(DATASET CONTENT begins)

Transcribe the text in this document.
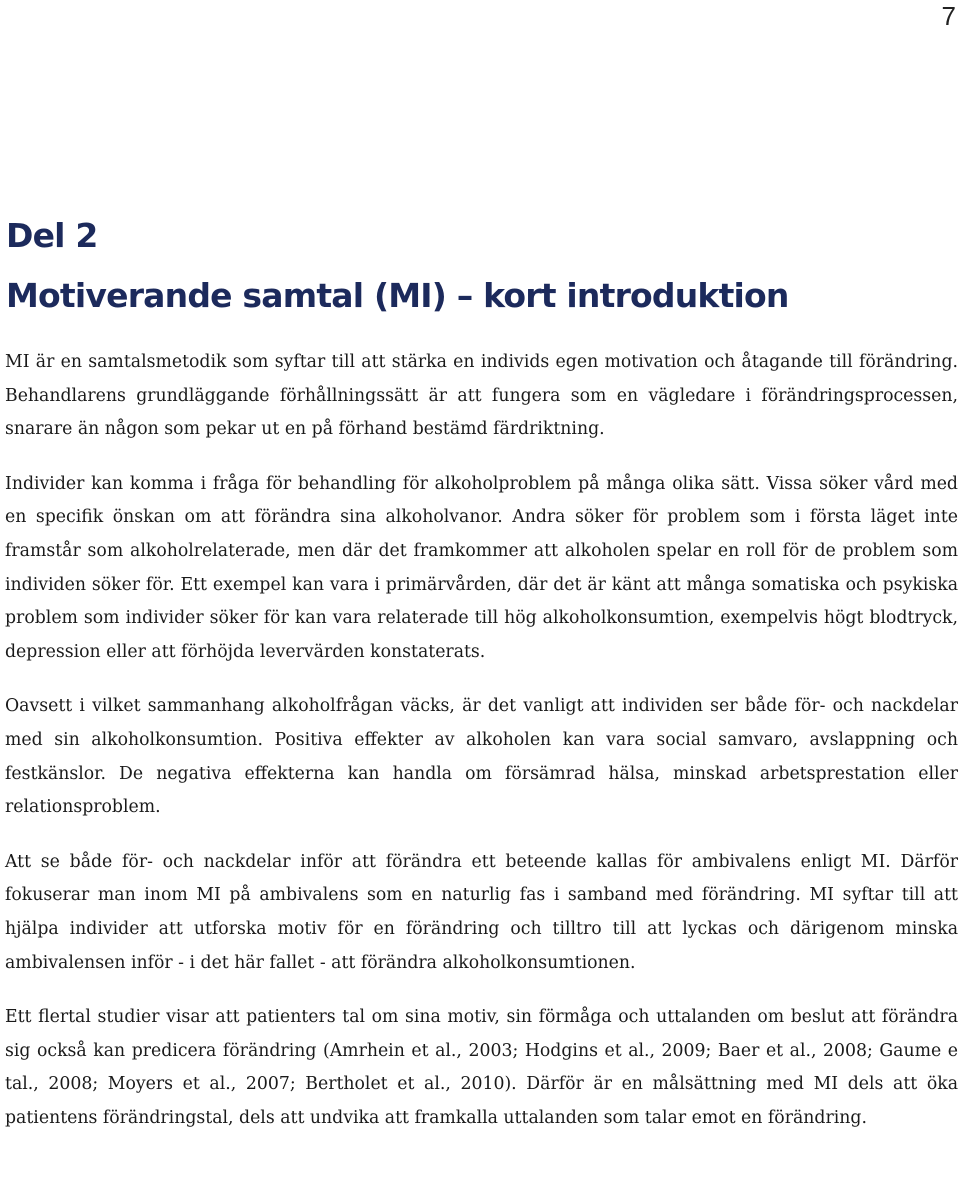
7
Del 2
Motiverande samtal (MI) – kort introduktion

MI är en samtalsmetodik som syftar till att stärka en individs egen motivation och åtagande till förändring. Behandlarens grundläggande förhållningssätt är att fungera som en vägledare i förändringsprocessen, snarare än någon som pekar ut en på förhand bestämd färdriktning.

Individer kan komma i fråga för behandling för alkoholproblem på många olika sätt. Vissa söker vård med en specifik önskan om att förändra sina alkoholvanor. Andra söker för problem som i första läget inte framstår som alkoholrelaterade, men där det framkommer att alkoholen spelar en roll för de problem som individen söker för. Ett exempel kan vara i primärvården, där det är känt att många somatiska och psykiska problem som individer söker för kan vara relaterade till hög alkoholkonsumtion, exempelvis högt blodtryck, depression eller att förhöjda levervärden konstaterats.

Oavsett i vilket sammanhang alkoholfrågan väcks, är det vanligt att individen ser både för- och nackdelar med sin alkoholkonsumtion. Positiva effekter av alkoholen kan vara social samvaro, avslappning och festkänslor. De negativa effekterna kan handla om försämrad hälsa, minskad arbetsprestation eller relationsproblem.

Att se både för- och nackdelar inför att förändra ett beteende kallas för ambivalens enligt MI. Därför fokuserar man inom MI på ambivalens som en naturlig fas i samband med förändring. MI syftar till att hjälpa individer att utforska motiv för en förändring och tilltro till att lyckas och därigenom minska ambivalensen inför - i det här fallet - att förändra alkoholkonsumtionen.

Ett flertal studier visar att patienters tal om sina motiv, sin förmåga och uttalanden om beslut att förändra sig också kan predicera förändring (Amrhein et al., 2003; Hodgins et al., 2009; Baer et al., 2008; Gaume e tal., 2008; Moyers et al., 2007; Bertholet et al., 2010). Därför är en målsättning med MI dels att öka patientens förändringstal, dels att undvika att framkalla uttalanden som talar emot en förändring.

(DATASET CONTENT ends)
(DATASET CONTENT begins)

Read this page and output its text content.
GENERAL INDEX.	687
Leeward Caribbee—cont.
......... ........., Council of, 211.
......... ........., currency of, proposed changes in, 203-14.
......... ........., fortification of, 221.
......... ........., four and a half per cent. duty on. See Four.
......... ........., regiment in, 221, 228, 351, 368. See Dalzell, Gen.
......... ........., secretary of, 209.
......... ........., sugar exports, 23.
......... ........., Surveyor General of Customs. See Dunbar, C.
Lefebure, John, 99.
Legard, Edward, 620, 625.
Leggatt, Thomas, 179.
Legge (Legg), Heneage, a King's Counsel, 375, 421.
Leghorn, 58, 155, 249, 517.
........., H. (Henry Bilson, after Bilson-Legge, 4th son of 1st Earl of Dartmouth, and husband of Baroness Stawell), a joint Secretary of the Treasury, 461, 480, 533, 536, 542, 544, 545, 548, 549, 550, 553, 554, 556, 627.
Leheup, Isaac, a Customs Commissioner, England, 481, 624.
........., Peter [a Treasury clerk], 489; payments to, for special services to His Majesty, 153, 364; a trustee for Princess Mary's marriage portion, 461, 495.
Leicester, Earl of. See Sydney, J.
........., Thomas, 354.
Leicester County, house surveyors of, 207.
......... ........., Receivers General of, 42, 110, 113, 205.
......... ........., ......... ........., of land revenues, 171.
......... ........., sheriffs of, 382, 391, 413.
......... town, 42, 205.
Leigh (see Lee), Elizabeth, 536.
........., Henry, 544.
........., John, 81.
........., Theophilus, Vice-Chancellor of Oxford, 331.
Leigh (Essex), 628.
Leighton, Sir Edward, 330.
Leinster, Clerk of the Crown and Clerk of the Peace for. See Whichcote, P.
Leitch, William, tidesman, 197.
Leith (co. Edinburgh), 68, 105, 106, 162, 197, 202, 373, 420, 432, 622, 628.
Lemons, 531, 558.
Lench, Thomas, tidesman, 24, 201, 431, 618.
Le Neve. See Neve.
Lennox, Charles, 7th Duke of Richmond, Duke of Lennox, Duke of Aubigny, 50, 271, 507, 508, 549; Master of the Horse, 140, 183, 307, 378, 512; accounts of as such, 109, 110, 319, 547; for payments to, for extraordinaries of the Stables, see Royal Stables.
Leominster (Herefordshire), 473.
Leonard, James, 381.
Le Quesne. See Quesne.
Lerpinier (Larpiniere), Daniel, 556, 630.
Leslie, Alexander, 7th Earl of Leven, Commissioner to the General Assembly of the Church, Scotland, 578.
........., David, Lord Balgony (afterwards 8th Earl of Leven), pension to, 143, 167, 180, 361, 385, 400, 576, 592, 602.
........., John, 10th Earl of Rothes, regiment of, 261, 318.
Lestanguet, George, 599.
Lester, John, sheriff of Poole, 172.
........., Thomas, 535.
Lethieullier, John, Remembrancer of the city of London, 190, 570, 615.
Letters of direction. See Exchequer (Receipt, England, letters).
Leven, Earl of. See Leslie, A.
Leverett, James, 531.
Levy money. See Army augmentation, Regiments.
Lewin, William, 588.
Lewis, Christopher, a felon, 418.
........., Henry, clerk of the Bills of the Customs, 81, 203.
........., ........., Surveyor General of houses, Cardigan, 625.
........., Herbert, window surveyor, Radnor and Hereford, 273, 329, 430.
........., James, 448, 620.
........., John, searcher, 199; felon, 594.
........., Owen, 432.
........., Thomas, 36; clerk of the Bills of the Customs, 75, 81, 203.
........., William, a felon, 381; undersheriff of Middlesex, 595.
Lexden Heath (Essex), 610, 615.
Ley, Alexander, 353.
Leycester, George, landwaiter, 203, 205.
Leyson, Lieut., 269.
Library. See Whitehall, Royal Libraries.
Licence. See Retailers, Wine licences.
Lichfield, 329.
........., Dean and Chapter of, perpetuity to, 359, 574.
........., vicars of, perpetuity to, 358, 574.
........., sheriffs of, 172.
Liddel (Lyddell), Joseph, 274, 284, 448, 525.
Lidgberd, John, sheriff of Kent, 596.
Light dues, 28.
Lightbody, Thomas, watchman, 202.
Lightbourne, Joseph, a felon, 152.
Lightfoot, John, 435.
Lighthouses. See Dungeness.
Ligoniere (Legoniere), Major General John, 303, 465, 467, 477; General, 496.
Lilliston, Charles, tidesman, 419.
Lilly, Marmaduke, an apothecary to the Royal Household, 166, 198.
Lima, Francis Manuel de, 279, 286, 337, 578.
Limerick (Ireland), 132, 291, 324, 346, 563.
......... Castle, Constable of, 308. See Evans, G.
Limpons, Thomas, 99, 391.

(DATASET CONTENT ends)
(DATASET CONTENT begins)

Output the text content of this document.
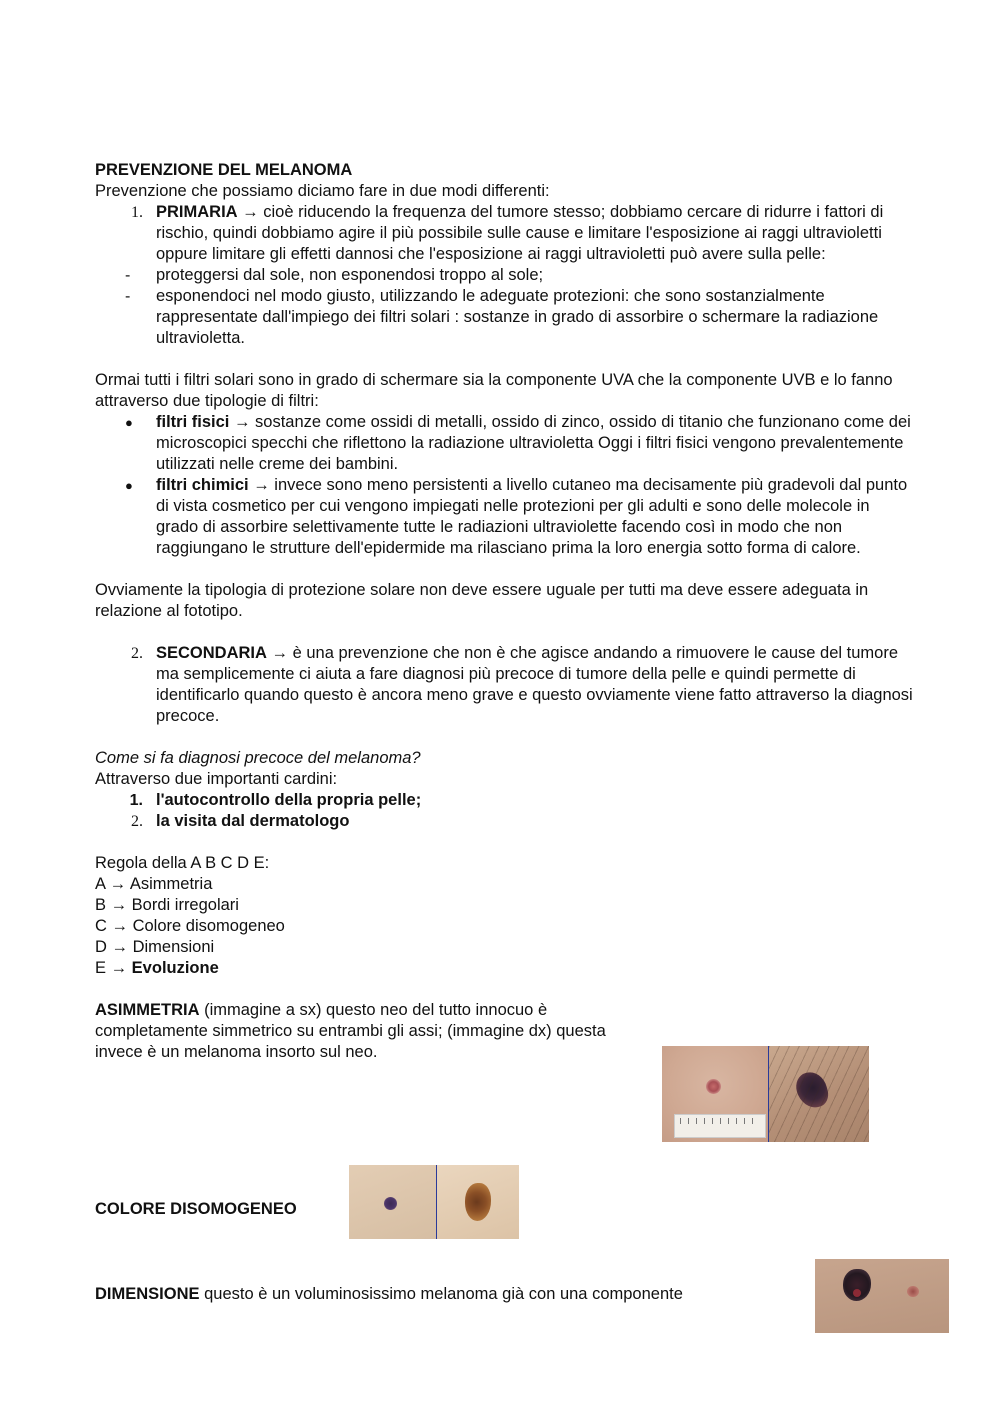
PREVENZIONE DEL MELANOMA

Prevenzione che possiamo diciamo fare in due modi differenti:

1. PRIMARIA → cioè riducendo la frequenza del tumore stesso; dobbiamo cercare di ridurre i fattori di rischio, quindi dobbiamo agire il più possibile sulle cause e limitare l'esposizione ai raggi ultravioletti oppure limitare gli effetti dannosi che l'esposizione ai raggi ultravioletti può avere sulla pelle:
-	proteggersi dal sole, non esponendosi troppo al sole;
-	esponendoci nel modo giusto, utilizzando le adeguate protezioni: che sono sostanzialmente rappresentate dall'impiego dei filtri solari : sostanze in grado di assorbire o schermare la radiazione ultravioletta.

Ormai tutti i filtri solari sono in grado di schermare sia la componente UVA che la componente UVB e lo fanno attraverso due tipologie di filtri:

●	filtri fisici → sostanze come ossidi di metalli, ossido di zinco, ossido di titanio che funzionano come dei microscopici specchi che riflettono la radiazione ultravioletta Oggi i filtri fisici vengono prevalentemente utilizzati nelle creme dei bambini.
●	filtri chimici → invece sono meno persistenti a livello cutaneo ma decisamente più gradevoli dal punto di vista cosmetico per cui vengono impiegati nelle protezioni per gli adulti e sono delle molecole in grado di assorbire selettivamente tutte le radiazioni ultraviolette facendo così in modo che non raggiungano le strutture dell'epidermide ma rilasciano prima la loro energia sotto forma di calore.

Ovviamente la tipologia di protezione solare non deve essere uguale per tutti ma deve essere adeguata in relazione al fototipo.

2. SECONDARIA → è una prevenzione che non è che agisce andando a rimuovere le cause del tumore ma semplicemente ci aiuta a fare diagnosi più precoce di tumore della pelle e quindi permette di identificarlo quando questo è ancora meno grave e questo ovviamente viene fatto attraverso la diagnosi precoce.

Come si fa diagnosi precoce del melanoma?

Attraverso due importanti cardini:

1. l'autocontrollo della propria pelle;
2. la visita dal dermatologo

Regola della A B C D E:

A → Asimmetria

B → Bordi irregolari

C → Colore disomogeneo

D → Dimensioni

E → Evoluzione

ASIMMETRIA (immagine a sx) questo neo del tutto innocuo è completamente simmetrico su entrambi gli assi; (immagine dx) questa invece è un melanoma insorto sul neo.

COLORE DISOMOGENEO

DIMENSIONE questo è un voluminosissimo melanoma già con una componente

(DATASET CONTENT ends)

• THE PROBLEM
Please return a copy of each line in the entries that has the string "quindi".

• TASK RESULT
1. PRIMARIA → cioè riducendo la frequenza del tumore stesso; dobbiamo cercare di ridurre i fattori di rischio, quindi dobbiamo agire il più possibile sulle cause e limitare l'esposizione ai raggi ultravioletti oppure limitare gli effetti dannosi che l'esposizione ai raggi ultravioletti può avere sulla pelle:
2. SECONDARIA → è una prevenzione che non è che agisce andando a rimuovere le cause del tumore ma semplicemente ci aiuta a fare diagnosi più precoce di tumore della pelle e quindi permette di identificarlo quando questo è ancora meno grave e questo ovviamente viene fatto attraverso la diagnosi precoce.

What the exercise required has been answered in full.